PETIT EXERCICE 1>
Dans l'extrait, relevez chaque nom immédiatement suivi de l'adjectif « budgétaire ».
PETIT EXERCICE 2>
Recopiez le passage de l'extrait qui s'ouvre sur les mots contenant « Plus de marge » et se ferme sur « pour les entreprises. ».

EXTRAIT>

Dans l’optique d’une politique budgétaire plus ciblée, il est donc grand temps d’intégrer le PIBien-être, ainsi que d’autres indicateurs plus complets, aux travaux relatifs au budget de l’État.
Plus de marge budgétaire
Face à la situation actuelle, les temps de politique financière insouciante semblent définitivement passés. Le prochain gouvernement risque lui aussi de ne disposer que de peu de marge de manœuvre financière pour des réformes de fond, surtout si des centaines de millions supplémentaires devaient être mobilisés suite à une troisième tranche indiciaire l’année prochaine afin de compenser les coûts supplémentaires pour les entreprises.
A cela s’ajoute le fait que les mesures pour freiner les prix énergétiques, au prix de quelque 600 millions d’euros, qui ont été décidées dans le cadre de la deuxième tripartite, expireront fin 2023. Compte tenu de la perspective que les prix de l’énergie resteront probablement élevés l’hiver prochain, il convient de travailler dès maintenant sur des mesures plus ciblées qui pourraient remplacer les mesures actuelles fin 2023 tout en réduisant la charge budgétaire.

ENTRÉES AFFICHÉES>
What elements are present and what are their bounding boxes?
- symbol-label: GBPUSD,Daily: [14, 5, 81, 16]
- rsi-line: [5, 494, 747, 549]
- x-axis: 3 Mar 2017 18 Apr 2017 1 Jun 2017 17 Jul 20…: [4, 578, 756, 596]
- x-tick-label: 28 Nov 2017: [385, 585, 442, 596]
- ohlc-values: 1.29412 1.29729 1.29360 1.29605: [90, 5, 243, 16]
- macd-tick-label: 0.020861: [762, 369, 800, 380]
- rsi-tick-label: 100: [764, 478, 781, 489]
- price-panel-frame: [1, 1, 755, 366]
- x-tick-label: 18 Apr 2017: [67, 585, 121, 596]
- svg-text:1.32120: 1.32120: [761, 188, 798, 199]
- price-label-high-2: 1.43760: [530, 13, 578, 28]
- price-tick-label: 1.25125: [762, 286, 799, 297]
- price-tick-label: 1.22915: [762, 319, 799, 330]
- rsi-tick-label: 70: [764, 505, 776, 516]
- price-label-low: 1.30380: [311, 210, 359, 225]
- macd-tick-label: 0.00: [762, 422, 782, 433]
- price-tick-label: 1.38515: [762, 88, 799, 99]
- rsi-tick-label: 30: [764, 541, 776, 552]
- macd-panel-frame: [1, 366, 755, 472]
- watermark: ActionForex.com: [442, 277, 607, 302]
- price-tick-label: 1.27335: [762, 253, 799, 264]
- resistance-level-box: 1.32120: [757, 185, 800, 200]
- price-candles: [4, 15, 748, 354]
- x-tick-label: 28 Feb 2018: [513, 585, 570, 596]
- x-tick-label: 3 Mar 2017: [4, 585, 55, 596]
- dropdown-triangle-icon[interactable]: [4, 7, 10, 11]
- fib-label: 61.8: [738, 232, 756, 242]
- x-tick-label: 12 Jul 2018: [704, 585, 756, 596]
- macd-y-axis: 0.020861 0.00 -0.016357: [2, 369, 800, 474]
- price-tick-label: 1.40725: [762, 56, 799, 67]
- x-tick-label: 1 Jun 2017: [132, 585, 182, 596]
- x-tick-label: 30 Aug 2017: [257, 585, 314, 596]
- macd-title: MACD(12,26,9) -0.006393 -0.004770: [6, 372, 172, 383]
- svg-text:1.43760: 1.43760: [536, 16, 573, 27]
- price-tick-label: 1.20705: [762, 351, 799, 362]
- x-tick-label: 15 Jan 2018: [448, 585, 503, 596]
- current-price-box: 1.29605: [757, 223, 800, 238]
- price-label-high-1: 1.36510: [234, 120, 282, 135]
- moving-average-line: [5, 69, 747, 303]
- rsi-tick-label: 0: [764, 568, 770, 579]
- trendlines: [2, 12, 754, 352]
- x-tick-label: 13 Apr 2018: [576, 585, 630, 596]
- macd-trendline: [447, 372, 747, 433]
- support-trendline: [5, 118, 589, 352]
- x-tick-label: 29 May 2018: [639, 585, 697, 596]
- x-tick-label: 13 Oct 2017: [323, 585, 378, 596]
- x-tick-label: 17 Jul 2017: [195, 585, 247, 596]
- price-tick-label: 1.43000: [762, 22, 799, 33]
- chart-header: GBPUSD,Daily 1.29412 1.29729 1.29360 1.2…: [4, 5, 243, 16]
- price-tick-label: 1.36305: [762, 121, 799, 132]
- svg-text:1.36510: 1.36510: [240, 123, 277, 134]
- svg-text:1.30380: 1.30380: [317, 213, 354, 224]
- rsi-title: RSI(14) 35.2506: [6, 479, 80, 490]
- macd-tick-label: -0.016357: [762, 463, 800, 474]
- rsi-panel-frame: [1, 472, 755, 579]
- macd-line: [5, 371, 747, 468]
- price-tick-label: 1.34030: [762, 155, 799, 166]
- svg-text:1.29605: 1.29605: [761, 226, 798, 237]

SOLUTION 1>
politique budgétaire, marge budgétaire, charge budgétaire

SOLUTION 2>
Plus de marge budgétaire
Face à la situation actuelle, les temps de politique financière insouciante semblent définitivement passés. Le prochain gouvernement risque lui aussi de ne disposer que de peu de marge de manœuvre financière pour des réformes de fond, surtout si des centaines de millions supplémentaires devaient être mobilisés suite à une troisième tranche indiciaire l’année prochaine afin de compenser les coûts supplémentaires pour les entreprises.